* **Stated problem 1**: In the audit report excerpt, rewrite the paragraph beginning "From the matters communicated with those charged with governance" more briefly, keeping its main facts.
* **Stated problem 2**: Copy out the listing from its first line down to the line containing "svg-text:A0 - A11, (A12), BA0, BA1: A0", including that line.

* **Document text**:
□ □ □ □ □

From the matters communicated with those charged with governance, we determine those matters that were of
most significance in the audit of the standalone financial statements for the year ended 31st March, 2025 and are
therefore the key audit matters. We describe these matters in our auditor's report unless law or regulation precludes
public disclosure about the matter or when, in extremely rare circumstances, we determine that a matter should not
be communicated in our report because the adverse consequences of doing so would reasonably be expected to
outweigh the public interest benefits of such communication.

Report on other Legal and Regulatory Requirements

1. As required by the Companies (Auditor's Report) Order, 2020 ("the Order”), issued by the Central Government
of India in terms of sub-section (11) of section 143 of the Companies Act, 2013, we give in the 'Annexure A' a
statement on the matters specified in paragraphs 3 and 4 of the Order, to the extent applicable.

2. As required by Section 143(3) of the Act, we report that:

(a) We have sought and obtained all the information and explanations which to the best of our knowledge and
belief were necessary for the purposes of our audit;

(b) In our opinion, proper books of account as required by law have been kept by the Company so far as it
appears from our examination of those books;

(c) The Balance Sheet, the Statement of Profit and Loss including the Statement of Other Comprehensive
Income, the Cash Flow Statement and Statement of Changes in Equity dealt with by this Report are in
agreement with the books of account;

(d) In our opinion, the aforesaid standalone financial statements comply with the Accounting Standards
specified under Section 133 of the Act.

□ □ □ □ □

* **Stored rows**:
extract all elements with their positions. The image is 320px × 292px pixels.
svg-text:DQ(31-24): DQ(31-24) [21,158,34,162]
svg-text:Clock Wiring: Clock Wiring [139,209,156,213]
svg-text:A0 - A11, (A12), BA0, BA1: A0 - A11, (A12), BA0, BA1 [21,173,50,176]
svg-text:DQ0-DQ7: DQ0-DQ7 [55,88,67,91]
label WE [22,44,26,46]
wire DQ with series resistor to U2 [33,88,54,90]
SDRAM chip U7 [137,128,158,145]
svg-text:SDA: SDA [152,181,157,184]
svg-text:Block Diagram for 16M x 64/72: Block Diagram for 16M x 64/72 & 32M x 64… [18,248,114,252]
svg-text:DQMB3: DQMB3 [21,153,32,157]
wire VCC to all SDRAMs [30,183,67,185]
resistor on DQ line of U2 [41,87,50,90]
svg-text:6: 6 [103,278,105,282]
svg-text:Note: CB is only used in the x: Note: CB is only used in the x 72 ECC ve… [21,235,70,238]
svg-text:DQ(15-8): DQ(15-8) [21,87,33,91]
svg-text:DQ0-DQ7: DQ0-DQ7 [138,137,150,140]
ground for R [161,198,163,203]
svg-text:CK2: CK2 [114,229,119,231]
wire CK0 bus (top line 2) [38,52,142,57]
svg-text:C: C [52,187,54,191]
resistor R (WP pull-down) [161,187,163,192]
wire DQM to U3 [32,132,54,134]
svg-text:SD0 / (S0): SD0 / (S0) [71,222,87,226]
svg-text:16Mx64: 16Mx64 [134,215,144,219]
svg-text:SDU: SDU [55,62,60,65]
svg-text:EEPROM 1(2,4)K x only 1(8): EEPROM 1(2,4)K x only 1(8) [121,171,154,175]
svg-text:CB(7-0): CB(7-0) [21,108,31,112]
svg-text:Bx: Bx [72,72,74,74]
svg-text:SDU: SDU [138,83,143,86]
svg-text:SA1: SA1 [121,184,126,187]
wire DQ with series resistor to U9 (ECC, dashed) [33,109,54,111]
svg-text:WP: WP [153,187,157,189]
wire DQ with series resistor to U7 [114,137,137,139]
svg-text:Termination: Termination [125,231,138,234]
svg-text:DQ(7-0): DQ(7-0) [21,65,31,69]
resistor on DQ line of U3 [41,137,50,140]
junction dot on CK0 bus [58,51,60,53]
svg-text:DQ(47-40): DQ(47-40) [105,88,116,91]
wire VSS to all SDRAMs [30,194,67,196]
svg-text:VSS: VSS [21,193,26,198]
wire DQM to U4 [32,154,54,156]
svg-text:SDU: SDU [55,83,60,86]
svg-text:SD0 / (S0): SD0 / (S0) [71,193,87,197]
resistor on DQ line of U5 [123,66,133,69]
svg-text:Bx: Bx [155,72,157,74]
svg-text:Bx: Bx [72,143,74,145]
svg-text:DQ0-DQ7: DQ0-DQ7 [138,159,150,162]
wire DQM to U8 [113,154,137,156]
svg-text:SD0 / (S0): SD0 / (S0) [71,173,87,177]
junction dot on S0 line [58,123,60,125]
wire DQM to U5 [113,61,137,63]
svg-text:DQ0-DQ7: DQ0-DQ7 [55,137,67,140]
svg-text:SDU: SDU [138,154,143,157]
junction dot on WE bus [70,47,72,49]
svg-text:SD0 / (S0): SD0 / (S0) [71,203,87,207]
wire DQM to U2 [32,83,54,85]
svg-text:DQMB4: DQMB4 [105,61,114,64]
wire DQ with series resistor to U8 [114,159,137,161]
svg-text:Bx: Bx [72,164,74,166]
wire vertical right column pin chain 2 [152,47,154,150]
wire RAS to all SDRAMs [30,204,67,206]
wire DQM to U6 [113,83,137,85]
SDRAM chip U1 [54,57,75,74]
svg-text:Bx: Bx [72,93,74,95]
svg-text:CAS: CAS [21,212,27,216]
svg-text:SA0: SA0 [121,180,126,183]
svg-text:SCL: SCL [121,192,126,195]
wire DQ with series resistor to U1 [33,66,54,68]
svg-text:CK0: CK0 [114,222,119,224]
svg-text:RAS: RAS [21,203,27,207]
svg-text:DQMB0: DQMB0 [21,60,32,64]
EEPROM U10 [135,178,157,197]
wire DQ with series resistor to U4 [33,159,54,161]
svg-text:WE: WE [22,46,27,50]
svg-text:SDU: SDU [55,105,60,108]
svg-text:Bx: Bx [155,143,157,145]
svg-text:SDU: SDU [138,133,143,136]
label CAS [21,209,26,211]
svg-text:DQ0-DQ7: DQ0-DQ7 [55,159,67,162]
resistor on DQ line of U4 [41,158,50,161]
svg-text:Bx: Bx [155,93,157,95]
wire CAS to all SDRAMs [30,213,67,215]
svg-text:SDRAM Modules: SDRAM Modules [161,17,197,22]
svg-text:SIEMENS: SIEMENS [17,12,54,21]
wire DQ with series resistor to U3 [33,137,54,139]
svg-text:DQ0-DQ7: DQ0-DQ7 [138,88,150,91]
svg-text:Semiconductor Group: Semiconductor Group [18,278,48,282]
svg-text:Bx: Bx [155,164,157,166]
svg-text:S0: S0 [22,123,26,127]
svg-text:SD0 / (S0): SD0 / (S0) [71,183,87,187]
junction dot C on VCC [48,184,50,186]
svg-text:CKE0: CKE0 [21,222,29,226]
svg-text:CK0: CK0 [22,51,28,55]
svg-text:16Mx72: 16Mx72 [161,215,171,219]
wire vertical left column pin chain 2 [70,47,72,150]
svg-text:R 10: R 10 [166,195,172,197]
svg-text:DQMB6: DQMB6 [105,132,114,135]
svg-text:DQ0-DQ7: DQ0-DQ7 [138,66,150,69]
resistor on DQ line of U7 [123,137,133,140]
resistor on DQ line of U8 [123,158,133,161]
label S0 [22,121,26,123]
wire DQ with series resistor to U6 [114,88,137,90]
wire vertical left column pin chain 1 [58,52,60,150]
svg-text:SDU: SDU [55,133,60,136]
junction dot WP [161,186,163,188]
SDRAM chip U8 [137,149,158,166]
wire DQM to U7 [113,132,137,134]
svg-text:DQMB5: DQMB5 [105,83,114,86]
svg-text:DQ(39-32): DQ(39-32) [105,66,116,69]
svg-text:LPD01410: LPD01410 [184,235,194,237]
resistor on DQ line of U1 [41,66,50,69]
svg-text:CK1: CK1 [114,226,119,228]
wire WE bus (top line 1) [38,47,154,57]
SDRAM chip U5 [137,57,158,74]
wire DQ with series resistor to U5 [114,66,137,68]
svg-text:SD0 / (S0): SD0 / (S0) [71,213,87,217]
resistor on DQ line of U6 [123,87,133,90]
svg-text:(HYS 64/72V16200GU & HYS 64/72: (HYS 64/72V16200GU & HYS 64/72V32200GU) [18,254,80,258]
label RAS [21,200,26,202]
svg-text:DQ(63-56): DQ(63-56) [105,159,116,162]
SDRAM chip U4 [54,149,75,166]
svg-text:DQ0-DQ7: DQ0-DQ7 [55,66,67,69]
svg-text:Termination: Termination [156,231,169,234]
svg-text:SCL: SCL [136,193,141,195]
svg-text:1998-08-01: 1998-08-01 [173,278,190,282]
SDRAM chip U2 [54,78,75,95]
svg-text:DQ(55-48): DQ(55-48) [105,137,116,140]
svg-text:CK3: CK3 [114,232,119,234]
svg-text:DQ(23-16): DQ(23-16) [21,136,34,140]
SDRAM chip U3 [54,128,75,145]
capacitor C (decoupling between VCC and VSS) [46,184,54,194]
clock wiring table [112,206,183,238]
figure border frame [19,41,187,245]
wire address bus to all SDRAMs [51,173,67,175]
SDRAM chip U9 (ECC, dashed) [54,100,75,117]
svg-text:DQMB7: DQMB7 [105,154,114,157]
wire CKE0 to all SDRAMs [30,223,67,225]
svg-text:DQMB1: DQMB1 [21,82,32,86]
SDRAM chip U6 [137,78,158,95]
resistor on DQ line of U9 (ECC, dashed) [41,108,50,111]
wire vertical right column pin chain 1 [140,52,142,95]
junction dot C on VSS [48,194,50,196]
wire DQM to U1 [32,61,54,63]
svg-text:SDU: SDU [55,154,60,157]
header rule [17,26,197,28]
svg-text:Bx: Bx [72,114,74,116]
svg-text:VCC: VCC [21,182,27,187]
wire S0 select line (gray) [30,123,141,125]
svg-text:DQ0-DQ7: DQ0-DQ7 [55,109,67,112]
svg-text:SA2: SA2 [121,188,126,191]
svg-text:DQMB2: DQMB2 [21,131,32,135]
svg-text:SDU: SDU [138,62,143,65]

□ □ □ □ □

* **Final result 1**: The key audit matters are those matters, among the ones communicated with those charged with governance, that were most significant in auditing the standalone financial statements for the year ended 31st March, 2025. The auditor's report describes them unless law or regulation prohibits public disclosure. In extremely rare cases, a matter is also left out when the adverse consequences of reporting it would reasonably be expected to outweigh the public interest benefits.

* **Final result 2**:
extract all elements with their positions. The image is 320px × 292px pixels.
svg-text:DQ(31-24): DQ(31-24) [21,158,34,162]
svg-text:Clock Wiring: Clock Wiring [139,209,156,213]
svg-text:A0 - A11, (A12), BA0, BA1: A0 - A11, (A12), BA0, BA1 [21,173,50,176]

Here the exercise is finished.